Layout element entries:
[BEGIN]

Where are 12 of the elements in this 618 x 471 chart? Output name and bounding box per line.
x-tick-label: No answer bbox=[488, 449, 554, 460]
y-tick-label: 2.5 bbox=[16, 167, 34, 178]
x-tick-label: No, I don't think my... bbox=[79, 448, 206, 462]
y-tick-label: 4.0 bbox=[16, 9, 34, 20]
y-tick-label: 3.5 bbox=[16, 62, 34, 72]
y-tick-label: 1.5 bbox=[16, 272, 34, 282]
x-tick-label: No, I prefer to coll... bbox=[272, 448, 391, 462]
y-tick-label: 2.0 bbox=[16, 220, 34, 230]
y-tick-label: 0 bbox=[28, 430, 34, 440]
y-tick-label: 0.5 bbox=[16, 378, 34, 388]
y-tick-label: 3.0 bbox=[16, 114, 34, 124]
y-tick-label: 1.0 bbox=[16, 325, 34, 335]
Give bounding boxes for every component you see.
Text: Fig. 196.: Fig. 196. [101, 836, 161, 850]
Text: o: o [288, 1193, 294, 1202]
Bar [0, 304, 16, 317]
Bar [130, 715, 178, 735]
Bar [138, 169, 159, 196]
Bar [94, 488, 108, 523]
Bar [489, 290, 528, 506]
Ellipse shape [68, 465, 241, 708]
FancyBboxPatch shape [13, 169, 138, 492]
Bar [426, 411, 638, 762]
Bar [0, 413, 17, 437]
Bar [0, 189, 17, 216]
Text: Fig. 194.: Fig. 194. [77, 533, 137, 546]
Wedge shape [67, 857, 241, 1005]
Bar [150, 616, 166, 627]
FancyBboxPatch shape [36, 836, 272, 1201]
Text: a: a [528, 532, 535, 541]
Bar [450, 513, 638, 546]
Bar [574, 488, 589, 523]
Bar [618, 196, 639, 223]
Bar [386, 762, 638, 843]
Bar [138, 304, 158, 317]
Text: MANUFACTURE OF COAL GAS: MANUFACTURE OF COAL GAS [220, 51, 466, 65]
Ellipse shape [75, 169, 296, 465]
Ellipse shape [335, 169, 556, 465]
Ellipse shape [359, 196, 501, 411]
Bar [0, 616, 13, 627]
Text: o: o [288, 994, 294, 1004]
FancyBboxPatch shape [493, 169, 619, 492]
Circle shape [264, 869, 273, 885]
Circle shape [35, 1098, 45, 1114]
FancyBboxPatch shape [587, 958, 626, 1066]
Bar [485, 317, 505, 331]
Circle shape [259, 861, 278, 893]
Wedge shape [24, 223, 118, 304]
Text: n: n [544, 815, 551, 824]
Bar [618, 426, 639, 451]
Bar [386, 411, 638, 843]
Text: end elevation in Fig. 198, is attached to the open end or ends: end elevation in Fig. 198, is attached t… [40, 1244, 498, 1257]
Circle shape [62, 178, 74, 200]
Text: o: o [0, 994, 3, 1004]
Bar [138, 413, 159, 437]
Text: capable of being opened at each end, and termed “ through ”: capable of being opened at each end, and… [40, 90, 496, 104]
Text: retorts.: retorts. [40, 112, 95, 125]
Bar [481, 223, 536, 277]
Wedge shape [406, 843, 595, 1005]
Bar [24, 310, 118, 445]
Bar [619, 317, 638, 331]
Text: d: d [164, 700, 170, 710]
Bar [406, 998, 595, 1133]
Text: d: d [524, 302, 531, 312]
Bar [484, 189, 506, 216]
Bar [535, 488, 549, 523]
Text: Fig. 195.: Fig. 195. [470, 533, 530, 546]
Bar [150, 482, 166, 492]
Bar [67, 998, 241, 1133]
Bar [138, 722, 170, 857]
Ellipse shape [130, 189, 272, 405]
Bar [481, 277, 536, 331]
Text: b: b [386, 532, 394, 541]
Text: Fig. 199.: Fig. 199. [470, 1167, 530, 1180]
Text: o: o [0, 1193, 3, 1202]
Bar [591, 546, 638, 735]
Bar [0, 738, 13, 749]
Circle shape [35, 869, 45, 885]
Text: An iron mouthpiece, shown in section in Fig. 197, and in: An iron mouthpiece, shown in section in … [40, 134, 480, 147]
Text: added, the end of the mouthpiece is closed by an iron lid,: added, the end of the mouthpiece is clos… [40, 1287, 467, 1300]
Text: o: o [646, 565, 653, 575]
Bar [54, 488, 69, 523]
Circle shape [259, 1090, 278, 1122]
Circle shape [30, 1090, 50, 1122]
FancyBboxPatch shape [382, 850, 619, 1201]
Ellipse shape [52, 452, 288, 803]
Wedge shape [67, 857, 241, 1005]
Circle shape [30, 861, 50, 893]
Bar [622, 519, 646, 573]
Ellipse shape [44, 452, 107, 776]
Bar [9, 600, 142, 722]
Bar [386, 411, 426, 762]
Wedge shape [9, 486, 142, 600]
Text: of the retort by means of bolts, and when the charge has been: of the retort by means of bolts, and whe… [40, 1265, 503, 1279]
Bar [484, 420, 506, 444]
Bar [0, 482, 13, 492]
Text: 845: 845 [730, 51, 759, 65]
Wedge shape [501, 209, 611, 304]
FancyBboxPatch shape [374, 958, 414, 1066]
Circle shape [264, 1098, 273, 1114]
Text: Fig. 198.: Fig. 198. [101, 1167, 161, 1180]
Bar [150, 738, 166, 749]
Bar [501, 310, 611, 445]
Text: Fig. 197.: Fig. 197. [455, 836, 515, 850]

[END]

WORK TO BE COMPLETED:
Give the entries from their first line up to and including the line with "y-tick-label: 2.0 bbox=[16, 220, 34, 230]" as a Markdown table with the columns Row and Entry line, leaving out any blank lines.

COMPLETE RESPONSE:
| Row | Entry line |
|---|---|
| 1 | Where are 12 of the elements in this 618 x 471 chart? Output name and bounding box per line. |
| 2 | x-tick-label: No answer bbox=[488, 449, 554, 460] |
| 3 | y-tick-label: 2.5 bbox=[16, 167, 34, 178] |
| 4 | x-tick-label: No, I don't think my... bbox=[79, 448, 206, 462] |
| 5 | y-tick-label: 4.0 bbox=[16, 9, 34, 20] |
| 6 | y-tick-label: 3.5 bbox=[16, 62, 34, 72] |
| 7 | y-tick-label: 1.5 bbox=[16, 272, 34, 282] |
| 8 | x-tick-label: No, I prefer to coll... bbox=[272, 448, 391, 462] |
| 9 | y-tick-label: 2.0 bbox=[16, 220, 34, 230] |